■ **Data section**:
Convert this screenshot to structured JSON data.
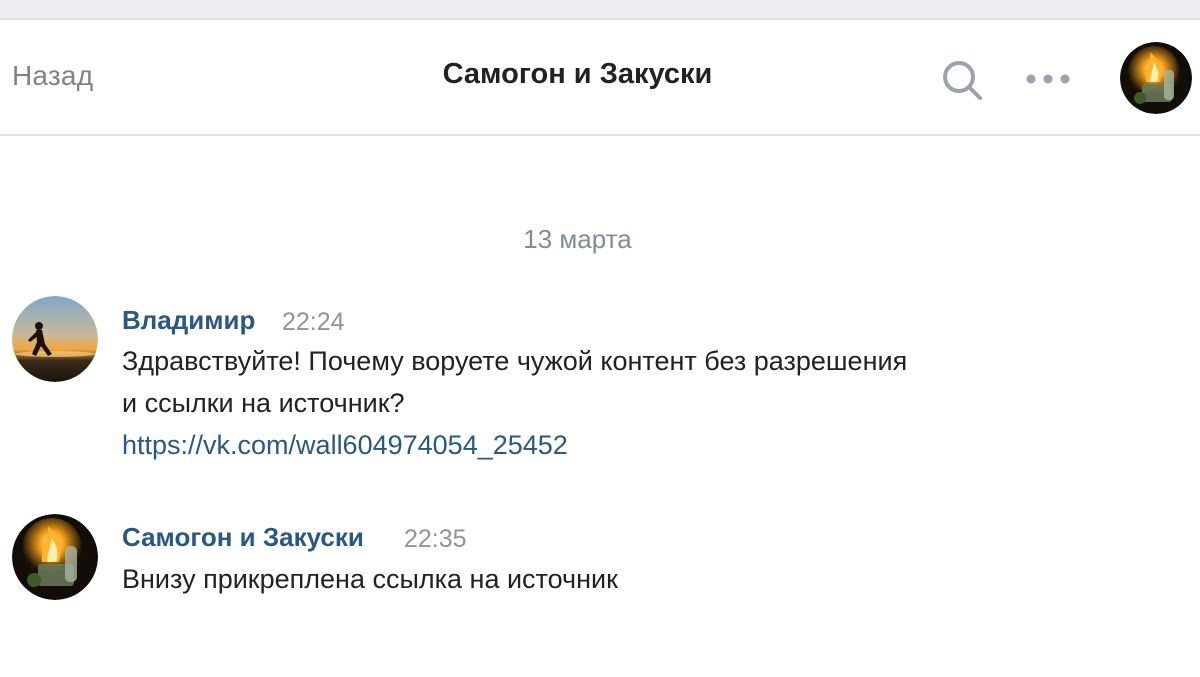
{
  "header": {
    "back_label": "Назад",
    "title": "Самогон и Закуски",
    "search_icon": "search-icon",
    "more_icon": "more-dots-icon",
    "avatar_icon": "group-avatar"
  },
  "chat": {
    "date_separator": "13 марта",
    "messages": [
      {
        "author": "Владимир",
        "time": "22:24",
        "lines": [
          "Здравствуйте! Почему воруете чужой контент без разрешения",
          "и ссылки на источник?"
        ],
        "link": "https://vk.com/wall604974054_25452",
        "avatar": "runner-sunset-avatar"
      },
      {
        "author": "Самогон и Закуски",
        "time": "22:35",
        "lines": [
          "Внизу прикреплена ссылка на источник"
        ],
        "avatar": "group-avatar"
      }
    ]
  },
  "colors": {
    "accent_link": "#2a5885",
    "text": "#222222",
    "muted": "#828282",
    "header_border": "#dce1e6"
  }
}
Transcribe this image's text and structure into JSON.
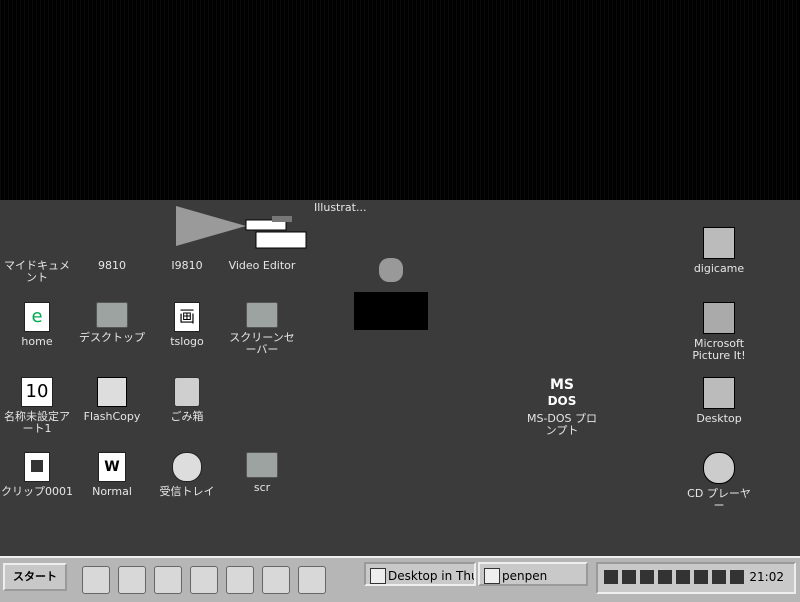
{
  "desktop_icons": [
    {
      "id": "my-documents",
      "label": "マイドキュメント",
      "type": "folder"
    },
    {
      "id": "9810",
      "label": "9810",
      "type": "app"
    },
    {
      "id": "i9810",
      "label": "I9810",
      "type": "app"
    },
    {
      "id": "video-editor",
      "label": "Video Editor",
      "type": "app"
    },
    {
      "id": "home",
      "label": "home",
      "type": "ie"
    },
    {
      "id": "desktop-shortcut",
      "label": "デスクトップ",
      "type": "folder"
    },
    {
      "id": "tslogo",
      "label": "tslogo",
      "type": "doc"
    },
    {
      "id": "screensaver",
      "label": "スクリーンセーバー",
      "type": "folder"
    },
    {
      "id": "untitled-art",
      "label": "名称未設定アート1",
      "type": "doc"
    },
    {
      "id": "flashcopy",
      "label": "FlashCopy",
      "type": "app"
    },
    {
      "id": "recycle-bin",
      "label": "ごみ箱",
      "type": "bin"
    },
    {
      "id": "clip0001",
      "label": "クリップ0001",
      "type": "doc"
    },
    {
      "id": "normal",
      "label": "Normal",
      "type": "word"
    },
    {
      "id": "inbox",
      "label": "受信トレイ",
      "type": "inbox"
    },
    {
      "id": "scr",
      "label": "scr",
      "type": "folder"
    },
    {
      "id": "ms-dos",
      "label": "MS-DOS プロンプト",
      "type": "msdos"
    },
    {
      "id": "digicame",
      "label": "digicame",
      "type": "app"
    },
    {
      "id": "ms-picture",
      "label": "Microsoft Picture It!",
      "type": "app"
    },
    {
      "id": "desktop",
      "label": "Desktop",
      "type": "app"
    },
    {
      "id": "cd-player",
      "label": "CD プレーヤー",
      "type": "app"
    }
  ],
  "floating_label": "Illustrat...",
  "taskbar": {
    "start_label": "スタート",
    "tasks": [
      {
        "label": "Desktop in Thu...",
        "active": true
      },
      {
        "label": "penpen",
        "active": false
      }
    ],
    "clock": "21:02"
  }
}
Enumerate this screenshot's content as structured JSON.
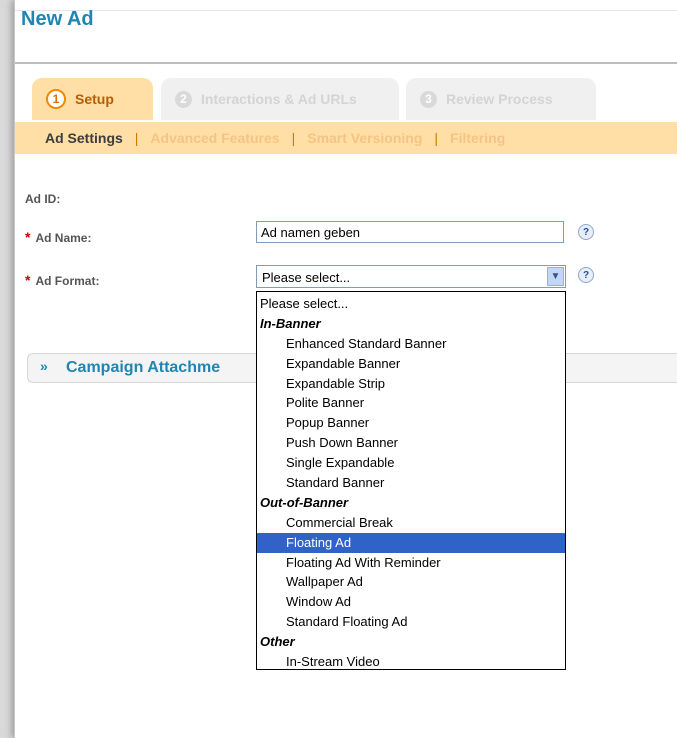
{
  "page": {
    "title": "New Ad"
  },
  "tabs": [
    {
      "number": "1",
      "label": "Setup"
    },
    {
      "number": "2",
      "label": "Interactions & Ad URLs"
    },
    {
      "number": "3",
      "label": "Review Process"
    }
  ],
  "subnav": {
    "active": "Ad Settings",
    "separator": "|",
    "links": [
      "Advanced Features",
      "Smart Versioning",
      "Filtering"
    ]
  },
  "form": {
    "ad_id_label": "Ad ID:",
    "required_mark": "*",
    "ad_name_label": "Ad Name:",
    "ad_name_value": "Ad namen geben",
    "ad_format_label": "Ad Format:",
    "ad_format_value": "Please select...",
    "help_glyph": "?"
  },
  "campaign": {
    "chevron": "»",
    "title": "Campaign Attachme"
  },
  "dropdown": {
    "options": [
      {
        "label": "Please select...",
        "kind": "option"
      },
      {
        "label": "In-Banner",
        "kind": "group"
      },
      {
        "label": "Enhanced Standard Banner",
        "kind": "child"
      },
      {
        "label": "Expandable Banner",
        "kind": "child"
      },
      {
        "label": "Expandable Strip",
        "kind": "child"
      },
      {
        "label": "Polite Banner",
        "kind": "child"
      },
      {
        "label": "Popup Banner",
        "kind": "child"
      },
      {
        "label": "Push Down Banner",
        "kind": "child"
      },
      {
        "label": "Single Expandable",
        "kind": "child"
      },
      {
        "label": "Standard Banner",
        "kind": "child"
      },
      {
        "label": "Out-of-Banner",
        "kind": "group"
      },
      {
        "label": "Commercial Break",
        "kind": "child"
      },
      {
        "label": "Floating Ad",
        "kind": "child",
        "selected": true
      },
      {
        "label": "Floating Ad With Reminder",
        "kind": "child"
      },
      {
        "label": "Wallpaper Ad",
        "kind": "child"
      },
      {
        "label": "Window Ad",
        "kind": "child"
      },
      {
        "label": "Standard Floating Ad",
        "kind": "child"
      },
      {
        "label": "Other",
        "kind": "group"
      },
      {
        "label": "In-Stream Video",
        "kind": "child"
      }
    ]
  },
  "colors": {
    "title_blue": "#1f86b3",
    "tab_active_bg": "#ffdfa6",
    "selection_blue": "#3162c8"
  }
}
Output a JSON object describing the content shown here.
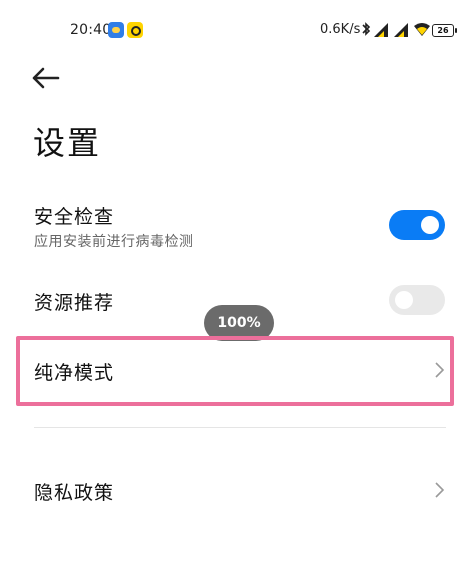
{
  "status_bar": {
    "time": "20:40",
    "net_speed": "0.6K/s",
    "battery": "26"
  },
  "header": {
    "title": "设置"
  },
  "settings": {
    "security_check": {
      "title": "安全检查",
      "subtitle": "应用安装前进行病毒检测",
      "enabled": true
    },
    "resource_recommend": {
      "title": "资源推荐",
      "enabled": false
    },
    "clean_mode": {
      "title": "纯净模式"
    },
    "privacy_policy": {
      "title": "隐私政策"
    }
  },
  "zoom_indicator": "100%",
  "colors": {
    "toggle_on": "#0a7cf5",
    "toggle_off": "#e9e9e9",
    "highlight": "#ec6f9b"
  }
}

■ **Written exercise**:
Pick out all the lines with the word "источник" in them and copy them.

■ **Solution for this task**:
          "и ссылки на источник?"
          "Внизу прикреплена ссылка на источник"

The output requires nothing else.